** Problem statement **
Lines before the one containing "What text is on this page?" are excluded. Repeat that line and every line after it, exactly.

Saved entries
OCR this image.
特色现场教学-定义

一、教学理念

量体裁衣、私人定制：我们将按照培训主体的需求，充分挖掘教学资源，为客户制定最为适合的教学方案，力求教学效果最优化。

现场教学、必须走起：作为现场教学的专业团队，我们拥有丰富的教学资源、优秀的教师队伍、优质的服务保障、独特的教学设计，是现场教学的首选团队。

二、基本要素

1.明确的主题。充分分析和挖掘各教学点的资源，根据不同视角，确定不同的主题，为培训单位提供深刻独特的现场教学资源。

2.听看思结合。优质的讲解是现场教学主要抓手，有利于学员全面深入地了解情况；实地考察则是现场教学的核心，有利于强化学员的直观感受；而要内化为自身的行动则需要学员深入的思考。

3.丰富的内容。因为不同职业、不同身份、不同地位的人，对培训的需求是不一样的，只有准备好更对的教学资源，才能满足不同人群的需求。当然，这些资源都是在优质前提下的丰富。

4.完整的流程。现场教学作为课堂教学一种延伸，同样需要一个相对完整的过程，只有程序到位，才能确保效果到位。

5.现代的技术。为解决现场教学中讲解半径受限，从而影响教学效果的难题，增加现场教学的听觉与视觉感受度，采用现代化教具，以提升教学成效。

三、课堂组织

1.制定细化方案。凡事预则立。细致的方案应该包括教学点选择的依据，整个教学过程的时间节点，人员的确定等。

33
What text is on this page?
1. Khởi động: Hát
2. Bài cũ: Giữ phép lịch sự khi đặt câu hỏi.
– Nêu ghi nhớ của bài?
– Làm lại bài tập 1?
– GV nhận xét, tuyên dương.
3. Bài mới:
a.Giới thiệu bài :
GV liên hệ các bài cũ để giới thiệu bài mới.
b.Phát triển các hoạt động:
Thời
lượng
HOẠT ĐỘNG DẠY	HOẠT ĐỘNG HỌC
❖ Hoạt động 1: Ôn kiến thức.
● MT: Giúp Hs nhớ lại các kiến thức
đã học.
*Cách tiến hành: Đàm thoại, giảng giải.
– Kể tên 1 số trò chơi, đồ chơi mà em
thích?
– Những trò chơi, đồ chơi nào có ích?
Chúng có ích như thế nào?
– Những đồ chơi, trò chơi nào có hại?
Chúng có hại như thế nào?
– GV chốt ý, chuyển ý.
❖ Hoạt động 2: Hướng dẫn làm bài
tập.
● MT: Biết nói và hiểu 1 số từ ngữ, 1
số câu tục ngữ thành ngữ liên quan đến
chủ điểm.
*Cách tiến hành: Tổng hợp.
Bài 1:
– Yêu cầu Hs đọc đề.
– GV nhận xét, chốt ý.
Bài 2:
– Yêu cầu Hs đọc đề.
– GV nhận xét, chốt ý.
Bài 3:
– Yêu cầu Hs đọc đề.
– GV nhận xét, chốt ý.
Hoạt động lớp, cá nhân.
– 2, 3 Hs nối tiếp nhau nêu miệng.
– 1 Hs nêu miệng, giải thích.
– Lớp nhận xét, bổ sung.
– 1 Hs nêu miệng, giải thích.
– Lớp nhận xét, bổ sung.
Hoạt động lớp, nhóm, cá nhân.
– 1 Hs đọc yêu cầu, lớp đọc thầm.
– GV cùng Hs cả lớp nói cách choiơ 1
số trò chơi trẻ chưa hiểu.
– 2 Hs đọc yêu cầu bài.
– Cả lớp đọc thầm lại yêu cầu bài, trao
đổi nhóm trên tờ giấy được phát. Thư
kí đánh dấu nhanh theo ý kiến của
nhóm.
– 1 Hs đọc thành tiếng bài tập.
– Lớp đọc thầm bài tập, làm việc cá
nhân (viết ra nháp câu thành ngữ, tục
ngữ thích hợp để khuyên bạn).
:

** Written answer **
What text is on this page?
1. Khởi động: Hát
2. Bài cũ: Giữ phép lịch sự khi đặt câu hỏi.
– Nêu ghi nhớ của bài?
– Làm lại bài tập 1?
– GV nhận xét, tuyên dương.
3. Bài mới:
a.Giới thiệu bài :
GV liên hệ các bài cũ để giới thiệu bài mới.
b.Phát triển các hoạt động:
Thời
lượng
HOẠT ĐỘNG DẠY	HOẠT ĐỘNG HỌC
❖ Hoạt động 1: Ôn kiến thức.
● MT: Giúp Hs nhớ lại các kiến thức
đã học.
*Cách tiến hành: Đàm thoại, giảng giải.
– Kể tên 1 số trò chơi, đồ chơi mà em
thích?
– Những trò chơi, đồ chơi nào có ích?
Chúng có ích như thế nào?
– Những đồ chơi, trò chơi nào có hại?
Chúng có hại như thế nào?
– GV chốt ý, chuyển ý.
❖ Hoạt động 2: Hướng dẫn làm bài
tập.
● MT: Biết nói và hiểu 1 số từ ngữ, 1
số câu tục ngữ thành ngữ liên quan đến
chủ điểm.
*Cách tiến hành: Tổng hợp.
Bài 1:
– Yêu cầu Hs đọc đề.
– GV nhận xét, chốt ý.
Bài 2:
– Yêu cầu Hs đọc đề.
– GV nhận xét, chốt ý.
Bài 3:
– Yêu cầu Hs đọc đề.
– GV nhận xét, chốt ý.
Hoạt động lớp, cá nhân.
– 2, 3 Hs nối tiếp nhau nêu miệng.
– 1 Hs nêu miệng, giải thích.
– Lớp nhận xét, bổ sung.
– 1 Hs nêu miệng, giải thích.
– Lớp nhận xét, bổ sung.
Hoạt động lớp, nhóm, cá nhân.
– 1 Hs đọc yêu cầu, lớp đọc thầm.
– GV cùng Hs cả lớp nói cách choiơ 1
số trò chơi trẻ chưa hiểu.
– 2 Hs đọc yêu cầu bài.
– Cả lớp đọc thầm lại yêu cầu bài, trao
đổi nhóm trên tờ giấy được phát. Thư
kí đánh dấu nhanh theo ý kiến của
nhóm.
– 1 Hs đọc thành tiếng bài tập.
– Lớp đọc thầm bài tập, làm việc cá
nhân (viết ra nháp câu thành ngữ, tục
ngữ thích hợp để khuyên bạn).
:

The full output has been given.